Problem description ::
Write out the material below again, unchanged.

Working data ::
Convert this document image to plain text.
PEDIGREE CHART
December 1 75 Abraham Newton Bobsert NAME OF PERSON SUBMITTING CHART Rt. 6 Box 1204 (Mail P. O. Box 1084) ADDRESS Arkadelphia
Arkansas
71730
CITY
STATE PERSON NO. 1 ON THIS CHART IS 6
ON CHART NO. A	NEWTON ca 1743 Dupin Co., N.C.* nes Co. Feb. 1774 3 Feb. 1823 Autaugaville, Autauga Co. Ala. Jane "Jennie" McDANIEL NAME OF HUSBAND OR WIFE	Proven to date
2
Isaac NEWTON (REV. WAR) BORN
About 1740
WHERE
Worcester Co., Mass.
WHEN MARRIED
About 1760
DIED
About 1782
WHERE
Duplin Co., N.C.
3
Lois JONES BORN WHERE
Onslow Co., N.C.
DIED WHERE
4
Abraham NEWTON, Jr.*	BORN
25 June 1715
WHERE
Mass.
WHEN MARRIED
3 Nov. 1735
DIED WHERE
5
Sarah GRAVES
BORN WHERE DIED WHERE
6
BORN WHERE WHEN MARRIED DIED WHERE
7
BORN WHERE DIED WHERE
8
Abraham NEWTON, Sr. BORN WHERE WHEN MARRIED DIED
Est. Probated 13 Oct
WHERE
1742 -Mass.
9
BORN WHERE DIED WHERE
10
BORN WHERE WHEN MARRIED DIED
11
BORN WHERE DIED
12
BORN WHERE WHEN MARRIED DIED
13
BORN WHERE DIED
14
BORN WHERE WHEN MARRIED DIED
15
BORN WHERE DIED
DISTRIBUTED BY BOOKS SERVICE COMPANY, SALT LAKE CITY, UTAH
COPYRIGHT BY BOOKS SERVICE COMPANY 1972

In response ::
Convert this document image to plain text.
PEDIGREE CHART
December 1 75 Abraham Newton Bobsert NAME OF PERSON SUBMITTING CHART Rt. 6 Box 1204 (Mail P. O. Box 1084) ADDRESS Arkadelphia
Arkansas
71730
CITY
STATE PERSON NO. 1 ON THIS CHART IS 6
ON CHART NO. A	NEWTON ca 1743 Dupin Co., N.C.* nes Co. Feb. 1774 3 Feb. 1823 Autaugaville, Autauga Co. Ala. Jane "Jennie" McDANIEL NAME OF HUSBAND OR WIFE	Proven to date
2
Isaac NEWTON (REV. WAR) BORN
About 1740
WHERE
Worcester Co., Mass.
WHEN MARRIED
About 1760
DIED
About 1782
WHERE
Duplin Co., N.C.
3
Lois JONES BORN WHERE
Onslow Co., N.C.
DIED WHERE
4
Abraham NEWTON, Jr.*	BORN
25 June 1715
WHERE
Mass.
WHEN MARRIED
3 Nov. 1735
DIED WHERE
5
Sarah GRAVES
BORN WHERE DIED WHERE
6
BORN WHERE WHEN MARRIED DIED WHERE
7
BORN WHERE DIED WHERE
8
Abraham NEWTON, Sr. BORN WHERE WHEN MARRIED DIED
Est. Probated 13 Oct
WHERE
1742 -Mass.
9
BORN WHERE DIED WHERE
10
BORN WHERE WHEN MARRIED DIED
11
BORN WHERE DIED
12
BORN WHERE WHEN MARRIED DIED
13
BORN WHERE DIED
14
BORN WHERE WHEN MARRIED DIED
15
BORN WHERE DIED
DISTRIBUTED BY BOOKS SERVICE COMPANY, SALT LAKE CITY, UTAH
COPYRIGHT BY BOOKS SERVICE COMPANY 1972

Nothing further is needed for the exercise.